*** RECORD EXCERPTS
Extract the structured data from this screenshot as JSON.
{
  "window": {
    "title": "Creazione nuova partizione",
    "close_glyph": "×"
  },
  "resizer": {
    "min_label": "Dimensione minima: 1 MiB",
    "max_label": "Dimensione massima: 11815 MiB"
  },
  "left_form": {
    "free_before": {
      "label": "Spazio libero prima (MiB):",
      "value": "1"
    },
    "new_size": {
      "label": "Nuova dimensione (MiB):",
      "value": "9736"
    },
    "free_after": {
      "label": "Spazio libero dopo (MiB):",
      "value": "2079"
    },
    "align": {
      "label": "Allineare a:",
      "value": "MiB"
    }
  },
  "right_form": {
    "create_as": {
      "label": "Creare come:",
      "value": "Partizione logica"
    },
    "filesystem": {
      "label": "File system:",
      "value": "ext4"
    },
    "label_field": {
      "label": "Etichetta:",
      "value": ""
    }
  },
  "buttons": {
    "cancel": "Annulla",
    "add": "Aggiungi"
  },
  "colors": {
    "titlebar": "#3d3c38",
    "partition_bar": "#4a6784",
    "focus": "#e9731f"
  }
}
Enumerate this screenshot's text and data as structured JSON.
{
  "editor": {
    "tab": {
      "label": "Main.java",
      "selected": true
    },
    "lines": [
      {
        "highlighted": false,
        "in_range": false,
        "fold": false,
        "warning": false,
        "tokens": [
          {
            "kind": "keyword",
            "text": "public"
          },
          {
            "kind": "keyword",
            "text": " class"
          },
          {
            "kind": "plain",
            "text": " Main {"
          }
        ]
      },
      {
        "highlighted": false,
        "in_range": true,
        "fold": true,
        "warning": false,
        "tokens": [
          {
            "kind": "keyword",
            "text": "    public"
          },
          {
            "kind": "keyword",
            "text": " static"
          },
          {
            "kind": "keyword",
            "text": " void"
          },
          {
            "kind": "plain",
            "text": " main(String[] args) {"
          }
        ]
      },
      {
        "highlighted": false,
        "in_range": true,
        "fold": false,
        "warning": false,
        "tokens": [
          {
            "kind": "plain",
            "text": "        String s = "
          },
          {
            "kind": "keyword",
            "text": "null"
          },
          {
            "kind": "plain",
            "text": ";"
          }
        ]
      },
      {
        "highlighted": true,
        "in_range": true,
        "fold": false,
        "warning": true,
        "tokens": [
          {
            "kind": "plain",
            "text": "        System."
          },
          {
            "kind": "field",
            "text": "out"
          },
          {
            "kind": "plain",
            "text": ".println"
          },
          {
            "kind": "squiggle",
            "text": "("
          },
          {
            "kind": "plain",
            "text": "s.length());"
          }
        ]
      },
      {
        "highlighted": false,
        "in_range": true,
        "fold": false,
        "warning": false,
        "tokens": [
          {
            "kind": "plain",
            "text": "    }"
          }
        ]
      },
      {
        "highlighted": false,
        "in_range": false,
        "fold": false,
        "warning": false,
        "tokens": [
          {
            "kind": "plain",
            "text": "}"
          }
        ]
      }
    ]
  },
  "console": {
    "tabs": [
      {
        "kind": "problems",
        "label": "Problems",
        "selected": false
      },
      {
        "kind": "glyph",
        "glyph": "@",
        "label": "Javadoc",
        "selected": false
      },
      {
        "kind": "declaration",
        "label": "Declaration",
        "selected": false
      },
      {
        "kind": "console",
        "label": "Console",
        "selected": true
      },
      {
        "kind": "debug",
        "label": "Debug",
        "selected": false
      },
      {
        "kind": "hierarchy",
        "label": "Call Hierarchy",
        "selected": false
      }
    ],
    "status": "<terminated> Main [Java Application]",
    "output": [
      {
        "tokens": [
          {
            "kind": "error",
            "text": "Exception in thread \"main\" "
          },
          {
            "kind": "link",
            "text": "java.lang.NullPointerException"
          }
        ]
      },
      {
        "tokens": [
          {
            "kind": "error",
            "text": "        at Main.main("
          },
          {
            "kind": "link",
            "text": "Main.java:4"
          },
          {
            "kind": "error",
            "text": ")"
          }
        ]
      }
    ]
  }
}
******
# JOB:
Reproduce the material above without altering a single character.

# REPLY TO THE EXERCISE:
Extract the structured data from this screenshot as JSON.
{
  "window": {
    "title": "Creazione nuova partizione",
    "close_glyph": "×"
  },
  "resizer": {
    "min_label": "Dimensione minima: 1 MiB",
    "max_label": "Dimensione massima: 11815 MiB"
  },
  "left_form": {
    "free_before": {
      "label": "Spazio libero prima (MiB):",
      "value": "1"
    },
    "new_size": {
      "label": "Nuova dimensione (MiB):",
      "value": "9736"
    },
    "free_after": {
      "label": "Spazio libero dopo (MiB):",
      "value": "2079"
    },
    "align": {
      "label": "Allineare a:",
      "value": "MiB"
    }
  },
  "right_form": {
    "create_as": {
      "label": "Creare come:",
      "value": "Partizione logica"
    },
    "filesystem": {
      "label": "File system:",
      "value": "ext4"
    },
    "label_field": {
      "label": "Etichetta:",
      "value": ""
    }
  },
  "buttons": {
    "cancel": "Annulla",
    "add": "Aggiungi"
  },
  "colors": {
    "titlebar": "#3d3c38",
    "partition_bar": "#4a6784",
    "focus": "#e9731f"
  }
}
Enumerate this screenshot's text and data as structured JSON.
{
  "editor": {
    "tab": {
      "label": "Main.java",
      "selected": true
    },
    "lines": [
      {
        "highlighted": false,
        "in_range": false,
        "fold": false,
        "warning": false,
        "tokens": [
          {
            "kind": "keyword",
            "text": "public"
          },
          {
            "kind": "keyword",
            "text": " class"
          },
          {
            "kind": "plain",
            "text": " Main {"
          }
        ]
      },
      {
        "highlighted": false,
        "in_range": true,
        "fold": true,
        "warning": false,
        "tokens": [
          {
            "kind": "keyword",
            "text": "    public"
          },
          {
            "kind": "keyword",
            "text": " static"
          },
          {
            "kind": "keyword",
            "text": " void"
          },
          {
            "kind": "plain",
            "text": " main(String[] args) {"
          }
        ]
      },
      {
        "highlighted": false,
        "in_range": true,
        "fold": false,
        "warning": false,
        "tokens": [
          {
            "kind": "plain",
            "text": "        String s = "
          },
          {
            "kind": "keyword",
            "text": "null"
          },
          {
            "kind": "plain",
            "text": ";"
          }
        ]
      },
      {
        "highlighted": true,
        "in_range": true,
        "fold": false,
        "warning": true,
        "tokens": [
          {
            "kind": "plain",
            "text": "        System."
          },
          {
            "kind": "field",
            "text": "out"
          },
          {
            "kind": "plain",
            "text": ".println"
          },
          {
            "kind": "squiggle",
            "text": "("
          },
          {
            "kind": "plain",
            "text": "s.length());"
          }
        ]
      },
      {
        "highlighted": false,
        "in_range": true,
        "fold": false,
        "warning": false,
        "tokens": [
          {
            "kind": "plain",
            "text": "    }"
          }
        ]
      },
      {
        "highlighted": false,
        "in_range": false,
        "fold": false,
        "warning": false,
        "tokens": [
          {
            "kind": "plain",
            "text": "}"
          }
        ]
      }
    ]
  },
  "console": {
    "tabs": [
      {
        "kind": "problems",
        "label": "Problems",
        "selected": false
      },
      {
        "kind": "glyph",
        "glyph": "@",
        "label": "Javadoc",
        "selected": false
      },
      {
        "kind": "declaration",
        "label": "Declaration",
        "selected": false
      },
      {
        "kind": "console",
        "label": "Console",
        "selected": true
      },
      {
        "kind": "debug",
        "label": "Debug",
        "selected": false
      },
      {
        "kind": "hierarchy",
        "label": "Call Hierarchy",
        "selected": false
      }
    ],
    "status": "<terminated> Main [Java Application]",
    "output": [
      {
        "tokens": [
          {
            "kind": "error",
            "text": "Exception in thread \"main\" "
          },
          {
            "kind": "link",
            "text": "java.lang.NullPointerException"
          }
        ]
      },
      {
        "tokens": [
          {
            "kind": "error",
            "text": "        at Main.main("
          },
          {
            "kind": "link",
            "text": "Main.java:4"
          },
          {
            "kind": "error",
            "text": ")"
          }
        ]
      }
    ]
  }
}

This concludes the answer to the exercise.